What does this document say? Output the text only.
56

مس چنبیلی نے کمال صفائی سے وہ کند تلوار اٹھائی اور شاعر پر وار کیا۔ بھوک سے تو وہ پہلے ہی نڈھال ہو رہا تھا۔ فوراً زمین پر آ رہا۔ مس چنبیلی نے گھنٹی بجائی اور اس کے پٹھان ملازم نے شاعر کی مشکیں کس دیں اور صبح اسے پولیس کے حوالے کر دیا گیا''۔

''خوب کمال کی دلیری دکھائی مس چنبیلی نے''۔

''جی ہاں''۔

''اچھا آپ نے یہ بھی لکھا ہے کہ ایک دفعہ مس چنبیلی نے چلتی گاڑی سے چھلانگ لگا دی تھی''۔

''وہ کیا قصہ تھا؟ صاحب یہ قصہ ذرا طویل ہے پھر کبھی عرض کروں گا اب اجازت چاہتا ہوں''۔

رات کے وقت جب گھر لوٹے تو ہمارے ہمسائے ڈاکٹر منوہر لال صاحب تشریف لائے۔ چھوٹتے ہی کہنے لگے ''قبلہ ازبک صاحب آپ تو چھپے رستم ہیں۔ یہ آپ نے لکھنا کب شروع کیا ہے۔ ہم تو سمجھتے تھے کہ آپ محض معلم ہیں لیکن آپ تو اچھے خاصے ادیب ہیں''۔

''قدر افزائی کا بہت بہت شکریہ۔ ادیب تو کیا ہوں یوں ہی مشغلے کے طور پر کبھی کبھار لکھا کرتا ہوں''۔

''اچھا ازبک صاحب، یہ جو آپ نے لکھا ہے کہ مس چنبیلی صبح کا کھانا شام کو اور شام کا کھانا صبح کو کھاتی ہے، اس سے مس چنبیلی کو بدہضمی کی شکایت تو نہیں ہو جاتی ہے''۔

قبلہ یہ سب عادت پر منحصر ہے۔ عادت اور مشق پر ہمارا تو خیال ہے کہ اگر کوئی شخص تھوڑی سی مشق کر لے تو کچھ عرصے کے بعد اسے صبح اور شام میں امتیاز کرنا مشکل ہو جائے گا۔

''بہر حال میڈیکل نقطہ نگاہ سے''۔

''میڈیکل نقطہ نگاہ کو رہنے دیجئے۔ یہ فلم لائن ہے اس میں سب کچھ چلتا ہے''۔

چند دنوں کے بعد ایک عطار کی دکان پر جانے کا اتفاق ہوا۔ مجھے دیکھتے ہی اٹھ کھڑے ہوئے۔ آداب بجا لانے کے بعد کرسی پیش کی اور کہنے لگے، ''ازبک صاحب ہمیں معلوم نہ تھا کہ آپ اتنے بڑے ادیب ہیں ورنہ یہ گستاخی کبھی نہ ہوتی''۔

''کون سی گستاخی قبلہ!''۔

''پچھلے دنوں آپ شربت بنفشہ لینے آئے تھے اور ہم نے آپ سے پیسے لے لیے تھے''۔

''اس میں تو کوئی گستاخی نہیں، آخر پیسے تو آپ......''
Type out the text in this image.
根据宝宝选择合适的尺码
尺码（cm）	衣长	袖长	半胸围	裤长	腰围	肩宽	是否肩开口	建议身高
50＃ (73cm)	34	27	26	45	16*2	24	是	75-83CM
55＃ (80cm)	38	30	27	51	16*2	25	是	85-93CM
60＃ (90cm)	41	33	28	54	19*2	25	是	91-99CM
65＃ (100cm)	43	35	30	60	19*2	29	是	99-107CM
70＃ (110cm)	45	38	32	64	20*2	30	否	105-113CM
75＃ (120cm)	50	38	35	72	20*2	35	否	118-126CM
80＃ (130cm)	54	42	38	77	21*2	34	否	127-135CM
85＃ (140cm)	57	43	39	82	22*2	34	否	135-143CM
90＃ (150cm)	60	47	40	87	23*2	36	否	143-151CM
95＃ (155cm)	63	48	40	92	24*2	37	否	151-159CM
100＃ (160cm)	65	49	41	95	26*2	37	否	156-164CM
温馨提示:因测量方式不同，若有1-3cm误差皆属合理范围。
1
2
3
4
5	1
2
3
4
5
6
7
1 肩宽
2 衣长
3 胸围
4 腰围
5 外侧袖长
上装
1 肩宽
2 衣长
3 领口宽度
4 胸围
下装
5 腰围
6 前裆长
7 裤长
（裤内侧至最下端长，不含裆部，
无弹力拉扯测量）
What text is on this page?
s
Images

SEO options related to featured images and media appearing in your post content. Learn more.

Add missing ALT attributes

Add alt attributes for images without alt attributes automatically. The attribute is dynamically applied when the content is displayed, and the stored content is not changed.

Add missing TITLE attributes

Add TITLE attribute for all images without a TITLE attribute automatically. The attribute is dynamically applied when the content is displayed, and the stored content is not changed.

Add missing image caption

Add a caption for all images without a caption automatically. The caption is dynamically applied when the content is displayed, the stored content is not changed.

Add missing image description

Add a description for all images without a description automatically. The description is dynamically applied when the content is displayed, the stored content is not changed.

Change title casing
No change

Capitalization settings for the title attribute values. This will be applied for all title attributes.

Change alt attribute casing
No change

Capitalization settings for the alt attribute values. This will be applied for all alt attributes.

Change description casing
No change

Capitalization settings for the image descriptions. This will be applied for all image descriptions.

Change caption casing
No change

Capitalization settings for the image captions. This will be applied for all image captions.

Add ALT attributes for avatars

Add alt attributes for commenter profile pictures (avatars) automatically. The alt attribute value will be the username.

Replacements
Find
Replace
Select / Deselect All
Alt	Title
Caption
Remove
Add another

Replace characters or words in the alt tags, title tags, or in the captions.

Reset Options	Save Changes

*Aim*:
Write out each line of the data above again, exactly as given.

*Result below*:
What does this document say? Output the text only.
56

مس چنبیلی نے کمال صفائی سے وہ کند تلوار اٹھائی اور شاعر پر وار کیا۔ بھوک سے تو وہ پہلے ہی نڈھال ہو رہا تھا۔ فوراً زمین پر آ رہا۔ مس چنبیلی نے گھنٹی بجائی اور اس کے پٹھان ملازم نے شاعر کی مشکیں کس دیں اور صبح اسے پولیس کے حوالے کر دیا گیا''۔

''خوب کمال کی دلیری دکھائی مس چنبیلی نے''۔

''جی ہاں''۔

''اچھا آپ نے یہ بھی لکھا ہے کہ ایک دفعہ مس چنبیلی نے چلتی گاڑی سے چھلانگ لگا دی تھی''۔

''وہ کیا قصہ تھا؟ صاحب یہ قصہ ذرا طویل ہے پھر کبھی عرض کروں گا اب اجازت چاہتا ہوں''۔

رات کے وقت جب گھر لوٹے تو ہمارے ہمسائے ڈاکٹر منوہر لال صاحب تشریف لائے۔ چھوٹتے ہی کہنے لگے ''قبلہ ازبک صاحب آپ تو چھپے رستم ہیں۔ یہ آپ نے لکھنا کب شروع کیا ہے۔ ہم تو سمجھتے تھے کہ آپ محض معلم ہیں لیکن آپ تو اچھے خاصے ادیب ہیں''۔

''قدر افزائی کا بہت بہت شکریہ۔ ادیب تو کیا ہوں یوں ہی مشغلے کے طور پر کبھی کبھار لکھا کرتا ہوں''۔

''اچھا ازبک صاحب، یہ جو آپ نے لکھا ہے کہ مس چنبیلی صبح کا کھانا شام کو اور شام کا کھانا صبح کو کھاتی ہے، اس سے مس چنبیلی کو بدہضمی کی شکایت تو نہیں ہو جاتی ہے''۔

قبلہ یہ سب عادت پر منحصر ہے۔ عادت اور مشق پر ہمارا تو خیال ہے کہ اگر کوئی شخص تھوڑی سی مشق کر لے تو کچھ عرصے کے بعد اسے صبح اور شام میں امتیاز کرنا مشکل ہو جائے گا۔

''بہر حال میڈیکل نقطہ نگاہ سے''۔

''میڈیکل نقطہ نگاہ کو رہنے دیجئے۔ یہ فلم لائن ہے اس میں سب کچھ چلتا ہے''۔

چند دنوں کے بعد ایک عطار کی دکان پر جانے کا اتفاق ہوا۔ مجھے دیکھتے ہی اٹھ کھڑے ہوئے۔ آداب بجا لانے کے بعد کرسی پیش کی اور کہنے لگے، ''ازبک صاحب ہمیں معلوم نہ تھا کہ آپ اتنے بڑے ادیب ہیں ورنہ یہ گستاخی کبھی نہ ہوتی''۔

''کون سی گستاخی قبلہ!''۔

''پچھلے دنوں آپ شربت بنفشہ لینے آئے تھے اور ہم نے آپ سے پیسے لے لیے تھے''۔

''اس میں تو کوئی گستاخی نہیں، آخر پیسے تو آپ......''
Type out the text in this image.
根据宝宝选择合适的尺码
尺码（cm）	衣长	袖长	半胸围	裤长	腰围	肩宽	是否肩开口	建议身高
50＃ (73cm)	34	27	26	45	16*2	24	是	75-83CM
55＃ (80cm)	38	30	27	51	16*2	25	是	85-93CM
60＃ (90cm)	41	33	28	54	19*2	25	是	91-99CM
65＃ (100cm)	43	35	30	60	19*2	29	是	99-107CM
70＃ (110cm)	45	38	32	64	20*2	30	否	105-113CM
75＃ (120cm)	50	38	35	72	20*2	35	否	118-126CM
80＃ (130cm)	54	42	38	77	21*2	34	否	127-135CM
85＃ (140cm)	57	43	39	82	22*2	34	否	135-143CM
90＃ (150cm)	60	47	40	87	23*2	36	否	143-151CM
95＃ (155cm)	63	48	40	92	24*2	37	否	151-159CM
100＃ (160cm)	65	49	41	95	26*2	37	否	156-164CM
温馨提示:因测量方式不同，若有1-3cm误差皆属合理范围。
1
2
3
4
5	1
2
3
4
5
6
7
1 肩宽
2 衣长
3 胸围
4 腰围
5 外侧袖长
上装
1 肩宽
2 衣长
3 领口宽度
4 胸围
下装
5 腰围
6 前裆长
7 裤长
（裤内侧至最下端长，不含裆部，
无弹力拉扯测量）
What text is on this page?
s
Images

SEO options related to featured images and media appearing in your post content. Learn more.

Add missing ALT attributes

Add alt attributes for images without alt attributes automatically. The attribute is dynamically applied when the content is displayed, and the stored content is not changed.

Add missing TITLE attributes

Add TITLE attribute for all images without a TITLE attribute automatically. The attribute is dynamically applied when the content is displayed, and the stored content is not changed.

Add missing image caption

Add a caption for all images without a caption automatically. The caption is dynamically applied when the content is displayed, the stored content is not changed.

Add missing image description

Add a description for all images without a description automatically. The description is dynamically applied when the content is displayed, the stored content is not changed.

Change title casing
No change

Capitalization settings for the title attribute values. This will be applied for all title attributes.

Change alt attribute casing
No change

Capitalization settings for the alt attribute values. This will be applied for all alt attributes.

Change description casing
No change

Capitalization settings for the image descriptions. This will be applied for all image descriptions.

Change caption casing
No change

Capitalization settings for the image captions. This will be applied for all image captions.

Add ALT attributes for avatars

Add alt attributes for commenter profile pictures (avatars) automatically. The alt attribute value will be the username.

Replacements
Find
Replace
Select / Deselect All
Alt	Title
Caption
Remove
Add another

Replace characters or words in the alt tags, title tags, or in the captions.

Reset Options	Save Changes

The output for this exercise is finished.